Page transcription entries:

-*-*-

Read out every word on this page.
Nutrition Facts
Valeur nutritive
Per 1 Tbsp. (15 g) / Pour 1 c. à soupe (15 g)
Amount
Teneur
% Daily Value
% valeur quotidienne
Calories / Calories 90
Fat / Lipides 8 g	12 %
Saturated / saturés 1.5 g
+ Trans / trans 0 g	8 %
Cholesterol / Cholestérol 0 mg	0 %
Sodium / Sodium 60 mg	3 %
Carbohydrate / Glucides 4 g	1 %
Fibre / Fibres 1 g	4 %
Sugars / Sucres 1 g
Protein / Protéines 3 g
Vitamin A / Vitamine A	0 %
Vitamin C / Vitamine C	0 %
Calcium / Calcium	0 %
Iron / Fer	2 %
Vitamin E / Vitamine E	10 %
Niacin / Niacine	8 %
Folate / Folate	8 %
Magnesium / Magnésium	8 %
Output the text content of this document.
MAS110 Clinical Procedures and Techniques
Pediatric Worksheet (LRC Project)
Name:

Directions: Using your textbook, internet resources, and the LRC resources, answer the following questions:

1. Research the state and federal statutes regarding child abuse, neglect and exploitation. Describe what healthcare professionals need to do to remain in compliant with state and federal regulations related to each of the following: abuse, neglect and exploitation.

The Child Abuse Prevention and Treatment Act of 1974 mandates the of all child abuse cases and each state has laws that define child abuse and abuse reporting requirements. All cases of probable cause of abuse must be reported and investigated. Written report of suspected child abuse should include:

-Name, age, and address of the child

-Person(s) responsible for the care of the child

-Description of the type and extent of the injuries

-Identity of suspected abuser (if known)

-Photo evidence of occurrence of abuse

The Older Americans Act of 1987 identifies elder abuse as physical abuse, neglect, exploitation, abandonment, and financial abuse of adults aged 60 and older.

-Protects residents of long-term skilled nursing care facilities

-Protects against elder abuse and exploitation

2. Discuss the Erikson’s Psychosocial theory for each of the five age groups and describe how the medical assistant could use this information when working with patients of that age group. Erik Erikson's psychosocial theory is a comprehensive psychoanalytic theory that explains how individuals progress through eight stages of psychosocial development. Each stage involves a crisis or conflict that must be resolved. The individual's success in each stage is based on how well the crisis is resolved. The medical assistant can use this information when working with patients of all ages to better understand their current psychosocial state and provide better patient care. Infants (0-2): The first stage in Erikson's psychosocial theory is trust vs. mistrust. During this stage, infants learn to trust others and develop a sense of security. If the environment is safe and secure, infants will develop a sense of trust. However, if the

-*-*-

:: Problem description ::
The answer must restate each entry word for word.

:: The completed task ::
Read out every word on this page.
Nutrition Facts
Valeur nutritive
Per 1 Tbsp. (15 g) / Pour 1 c. à soupe (15 g)
Amount
Teneur
% Daily Value
% valeur quotidienne
Calories / Calories 90
Fat / Lipides 8 g	12 %
Saturated / saturés 1.5 g
+ Trans / trans 0 g	8 %
Cholesterol / Cholestérol 0 mg	0 %
Sodium / Sodium 60 mg	3 %
Carbohydrate / Glucides 4 g	1 %
Fibre / Fibres 1 g	4 %
Sugars / Sucres 1 g
Protein / Protéines 3 g
Vitamin A / Vitamine A	0 %
Vitamin C / Vitamine C	0 %
Calcium / Calcium	0 %
Iron / Fer	2 %
Vitamin E / Vitamine E	10 %
Niacin / Niacine	8 %
Folate / Folate	8 %
Magnesium / Magnésium	8 %
Output the text content of this document.
MAS110 Clinical Procedures and Techniques
Pediatric Worksheet (LRC Project)
Name:

Directions: Using your textbook, internet resources, and the LRC resources, answer the following questions:

1. Research the state and federal statutes regarding child abuse, neglect and exploitation. Describe what healthcare professionals need to do to remain in compliant with state and federal regulations related to each of the following: abuse, neglect and exploitation.

The Child Abuse Prevention and Treatment Act of 1974 mandates the of all child abuse cases and each state has laws that define child abuse and abuse reporting requirements. All cases of probable cause of abuse must be reported and investigated. Written report of suspected child abuse should include:

-Name, age, and address of the child

-Person(s) responsible for the care of the child

-Description of the type and extent of the injuries

-Identity of suspected abuser (if known)

-Photo evidence of occurrence of abuse

The Older Americans Act of 1987 identifies elder abuse as physical abuse, neglect, exploitation, abandonment, and financial abuse of adults aged 60 and older.

-Protects residents of long-term skilled nursing care facilities

-Protects against elder abuse and exploitation

2. Discuss the Erikson’s Psychosocial theory for each of the five age groups and describe how the medical assistant could use this information when working with patients of that age group. Erik Erikson's psychosocial theory is a comprehensive psychoanalytic theory that explains how individuals progress through eight stages of psychosocial development. Each stage involves a crisis or conflict that must be resolved. The individual's success in each stage is based on how well the crisis is resolved. The medical assistant can use this information when working with patients of all ages to better understand their current psychosocial state and provide better patient care. Infants (0-2): The first stage in Erikson's psychosocial theory is trust vs. mistrust. During this stage, infants learn to trust others and develop a sense of security. If the environment is safe and secure, infants will develop a sense of trust. However, if the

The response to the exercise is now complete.